## What you need to do
List each line of the data that holds the word "Lüneburg".
:: Extracted entries ::
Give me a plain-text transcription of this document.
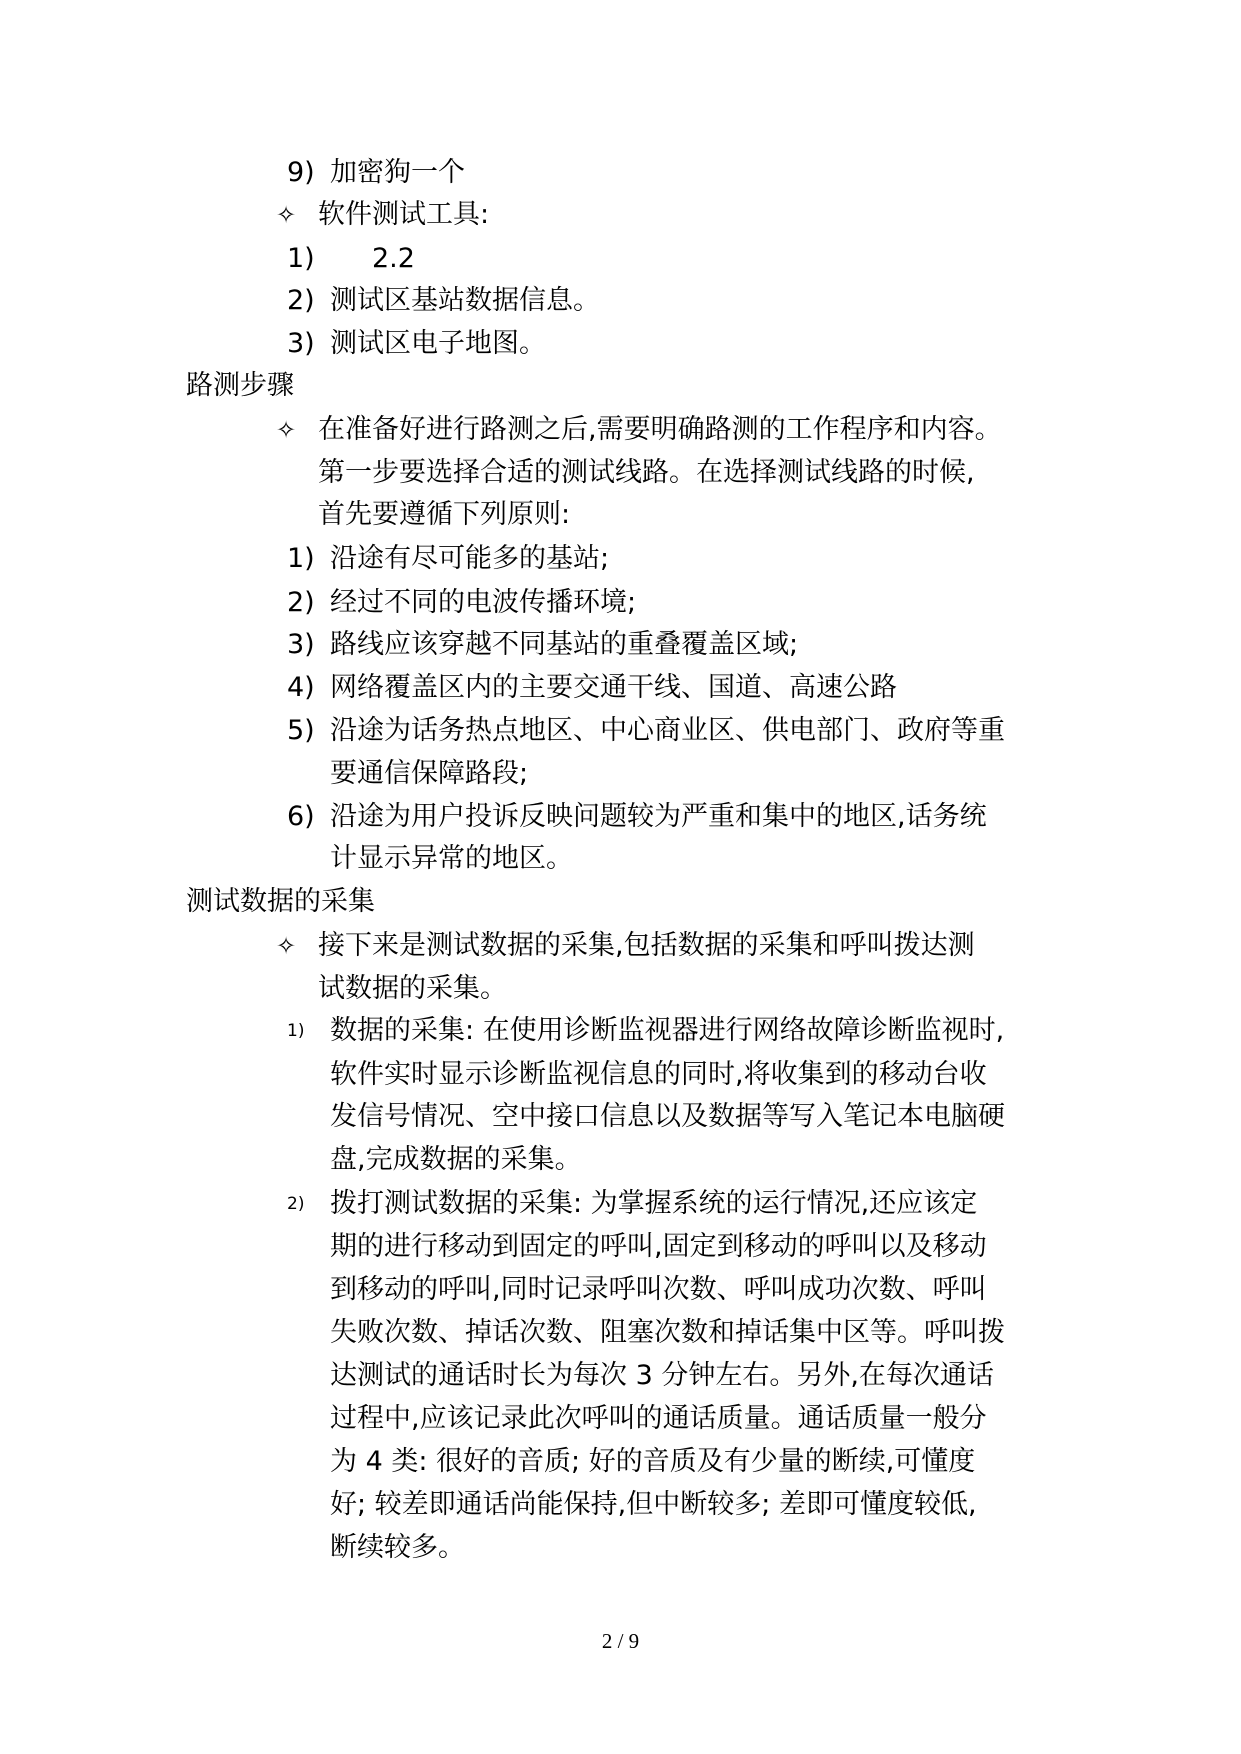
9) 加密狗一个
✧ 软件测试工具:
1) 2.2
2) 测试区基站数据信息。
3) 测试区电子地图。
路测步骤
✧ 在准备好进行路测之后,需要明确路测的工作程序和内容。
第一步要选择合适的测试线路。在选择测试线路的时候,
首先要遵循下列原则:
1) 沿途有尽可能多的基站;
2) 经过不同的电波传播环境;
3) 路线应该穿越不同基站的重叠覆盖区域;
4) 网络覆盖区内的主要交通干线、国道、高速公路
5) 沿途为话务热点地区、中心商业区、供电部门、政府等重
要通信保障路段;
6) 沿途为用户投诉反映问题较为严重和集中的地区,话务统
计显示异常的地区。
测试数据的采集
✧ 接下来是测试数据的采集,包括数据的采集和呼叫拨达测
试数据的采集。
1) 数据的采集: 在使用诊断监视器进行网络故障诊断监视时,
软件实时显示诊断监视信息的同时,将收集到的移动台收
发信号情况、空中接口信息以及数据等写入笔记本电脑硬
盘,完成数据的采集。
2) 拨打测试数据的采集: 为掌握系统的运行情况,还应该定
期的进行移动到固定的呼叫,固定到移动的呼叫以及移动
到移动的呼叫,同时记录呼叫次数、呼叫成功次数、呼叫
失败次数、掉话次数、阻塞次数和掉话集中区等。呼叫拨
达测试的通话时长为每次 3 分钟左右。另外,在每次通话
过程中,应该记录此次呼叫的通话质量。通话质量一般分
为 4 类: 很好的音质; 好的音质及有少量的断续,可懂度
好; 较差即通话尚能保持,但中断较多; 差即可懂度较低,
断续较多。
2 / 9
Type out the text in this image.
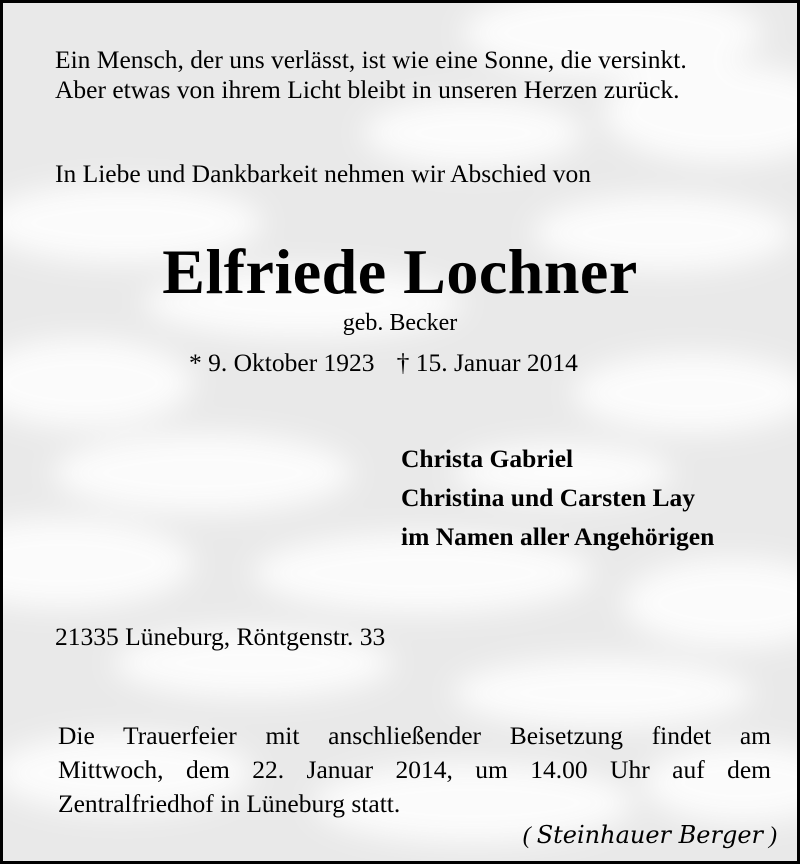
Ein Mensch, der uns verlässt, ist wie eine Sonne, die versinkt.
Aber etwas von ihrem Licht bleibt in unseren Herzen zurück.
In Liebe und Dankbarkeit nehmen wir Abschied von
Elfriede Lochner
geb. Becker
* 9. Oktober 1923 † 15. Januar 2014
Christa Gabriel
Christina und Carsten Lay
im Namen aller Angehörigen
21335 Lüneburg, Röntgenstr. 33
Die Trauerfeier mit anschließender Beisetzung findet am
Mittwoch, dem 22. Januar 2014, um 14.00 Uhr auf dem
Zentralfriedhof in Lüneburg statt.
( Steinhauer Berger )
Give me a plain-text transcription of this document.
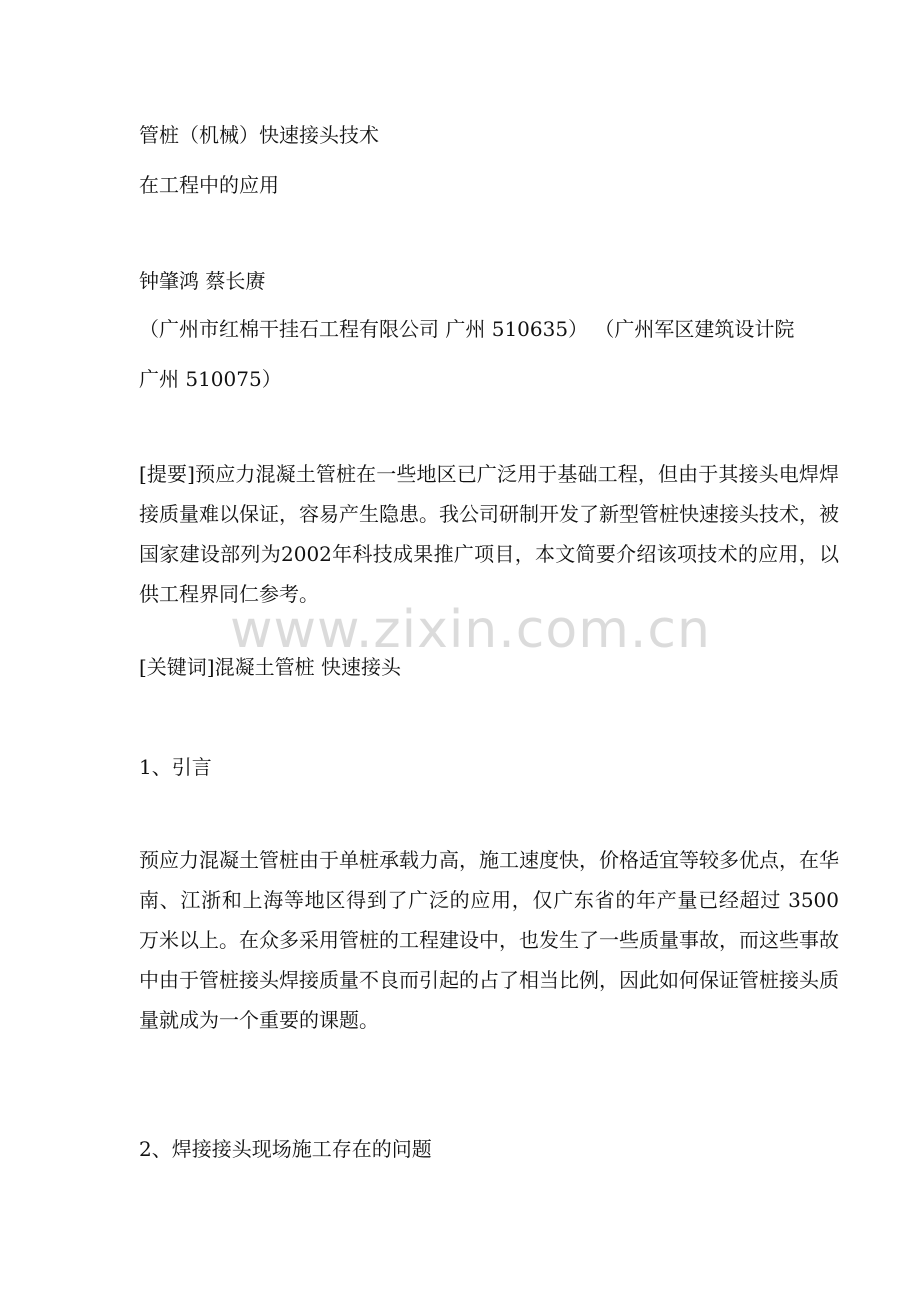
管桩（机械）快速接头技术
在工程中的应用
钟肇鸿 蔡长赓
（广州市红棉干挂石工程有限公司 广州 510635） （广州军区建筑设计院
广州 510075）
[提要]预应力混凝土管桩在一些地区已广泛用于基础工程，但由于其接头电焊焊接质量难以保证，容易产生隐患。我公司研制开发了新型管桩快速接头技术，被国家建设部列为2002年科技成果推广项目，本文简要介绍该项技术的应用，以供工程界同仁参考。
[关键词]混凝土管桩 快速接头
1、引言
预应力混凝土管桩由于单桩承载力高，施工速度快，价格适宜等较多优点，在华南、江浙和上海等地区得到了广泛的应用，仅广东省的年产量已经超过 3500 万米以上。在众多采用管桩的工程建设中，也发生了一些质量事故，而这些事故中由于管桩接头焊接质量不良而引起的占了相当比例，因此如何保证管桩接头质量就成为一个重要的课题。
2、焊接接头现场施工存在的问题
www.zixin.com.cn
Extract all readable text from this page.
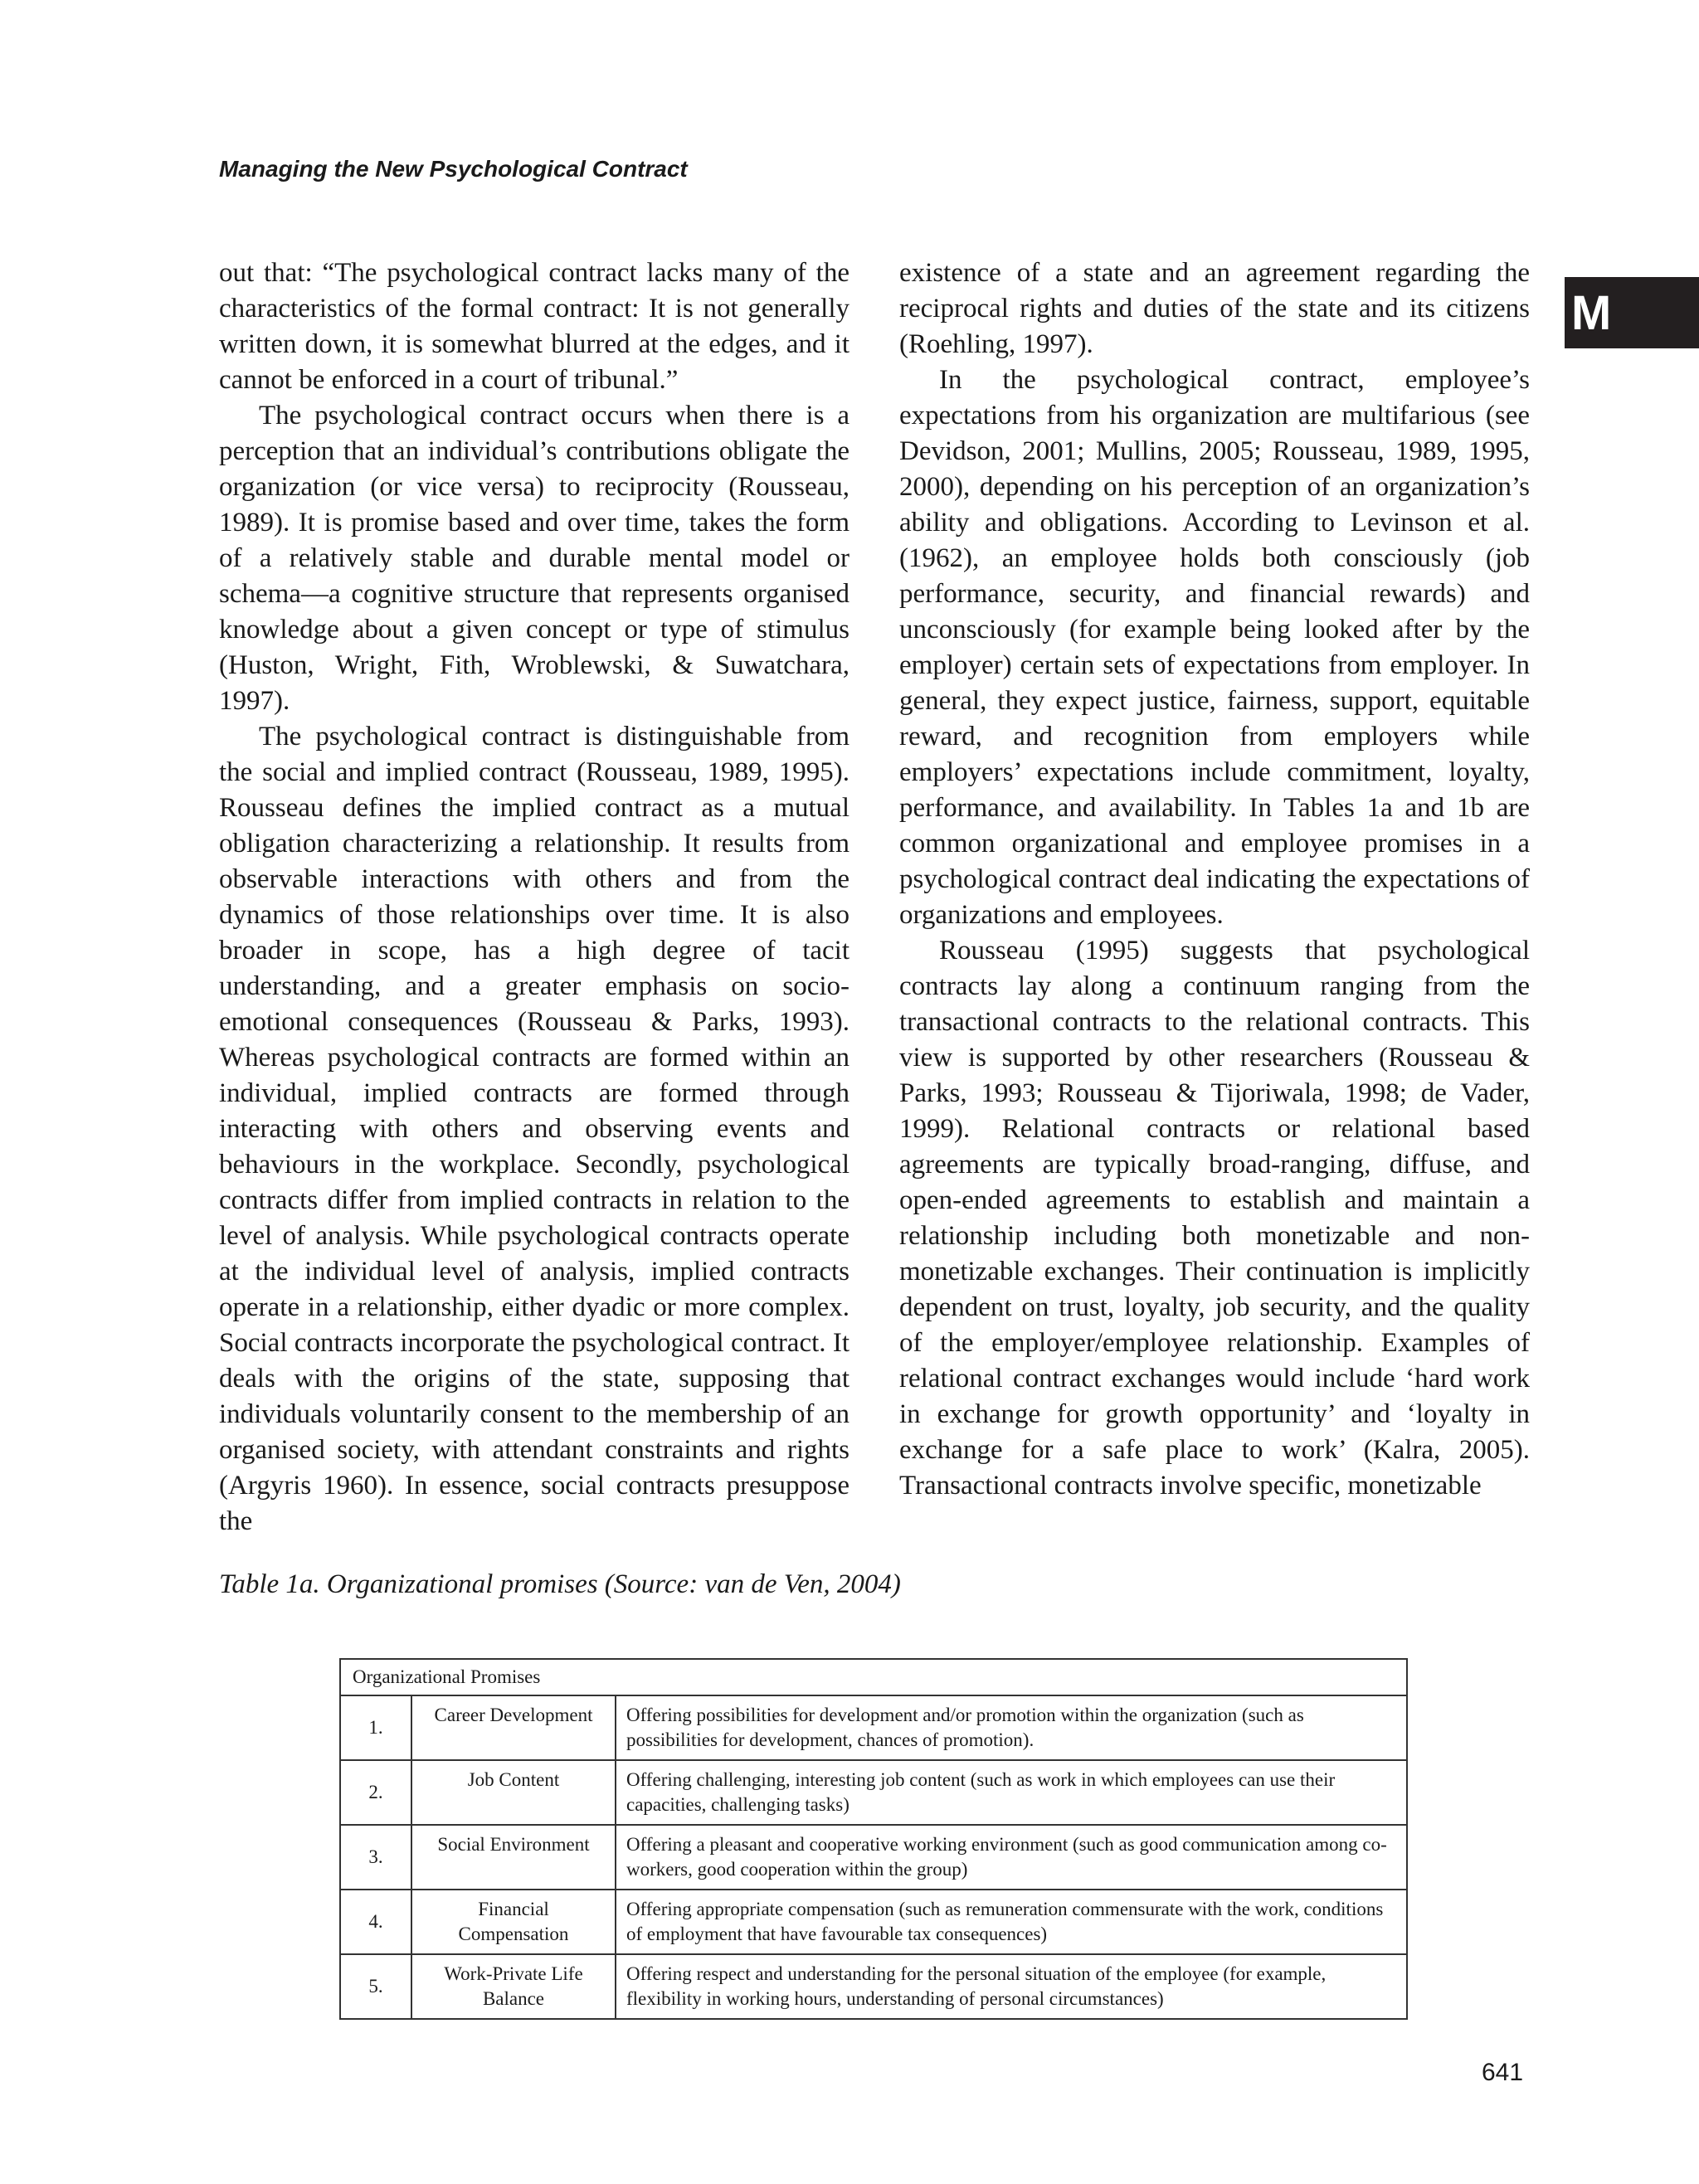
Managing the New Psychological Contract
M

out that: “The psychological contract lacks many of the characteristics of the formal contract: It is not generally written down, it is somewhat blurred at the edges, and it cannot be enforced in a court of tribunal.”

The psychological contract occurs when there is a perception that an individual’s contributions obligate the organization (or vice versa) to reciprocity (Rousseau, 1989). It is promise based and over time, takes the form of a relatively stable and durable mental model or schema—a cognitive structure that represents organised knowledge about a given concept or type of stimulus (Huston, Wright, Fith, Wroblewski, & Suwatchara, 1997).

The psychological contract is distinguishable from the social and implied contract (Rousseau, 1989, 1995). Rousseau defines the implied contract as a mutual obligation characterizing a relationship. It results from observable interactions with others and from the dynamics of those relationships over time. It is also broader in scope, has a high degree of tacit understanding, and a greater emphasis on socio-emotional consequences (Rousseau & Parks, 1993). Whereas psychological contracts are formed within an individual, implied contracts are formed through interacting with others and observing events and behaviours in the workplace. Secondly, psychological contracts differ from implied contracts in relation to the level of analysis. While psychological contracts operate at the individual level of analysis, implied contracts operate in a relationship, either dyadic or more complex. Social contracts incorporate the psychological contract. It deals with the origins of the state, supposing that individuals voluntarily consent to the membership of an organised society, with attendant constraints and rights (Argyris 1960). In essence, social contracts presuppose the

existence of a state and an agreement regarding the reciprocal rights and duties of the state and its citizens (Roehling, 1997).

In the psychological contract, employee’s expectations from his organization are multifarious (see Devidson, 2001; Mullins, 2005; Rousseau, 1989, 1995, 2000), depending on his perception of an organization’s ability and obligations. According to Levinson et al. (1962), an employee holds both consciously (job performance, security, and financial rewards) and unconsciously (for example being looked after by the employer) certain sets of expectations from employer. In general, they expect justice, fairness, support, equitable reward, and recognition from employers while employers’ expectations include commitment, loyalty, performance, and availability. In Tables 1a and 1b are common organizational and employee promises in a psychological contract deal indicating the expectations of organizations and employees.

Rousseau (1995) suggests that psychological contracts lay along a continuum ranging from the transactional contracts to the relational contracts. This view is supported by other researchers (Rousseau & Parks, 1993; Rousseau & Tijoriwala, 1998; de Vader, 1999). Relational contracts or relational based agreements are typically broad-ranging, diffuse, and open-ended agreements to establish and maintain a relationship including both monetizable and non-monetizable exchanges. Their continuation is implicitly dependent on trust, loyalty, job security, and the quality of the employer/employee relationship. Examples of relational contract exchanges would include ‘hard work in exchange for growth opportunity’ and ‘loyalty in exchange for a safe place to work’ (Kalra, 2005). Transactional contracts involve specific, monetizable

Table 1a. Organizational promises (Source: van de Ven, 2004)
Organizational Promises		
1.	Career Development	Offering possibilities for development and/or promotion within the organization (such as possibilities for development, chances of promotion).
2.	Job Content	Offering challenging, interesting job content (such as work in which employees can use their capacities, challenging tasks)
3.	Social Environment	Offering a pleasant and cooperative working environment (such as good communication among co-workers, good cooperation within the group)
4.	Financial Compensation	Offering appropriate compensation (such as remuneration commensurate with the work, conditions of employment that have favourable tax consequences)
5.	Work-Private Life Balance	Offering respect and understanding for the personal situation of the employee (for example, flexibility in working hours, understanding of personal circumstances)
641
:::
## Output of the task
21335 Lüneburg, Röntgenstr. 33
Zentralfriedhof in Lüneburg statt.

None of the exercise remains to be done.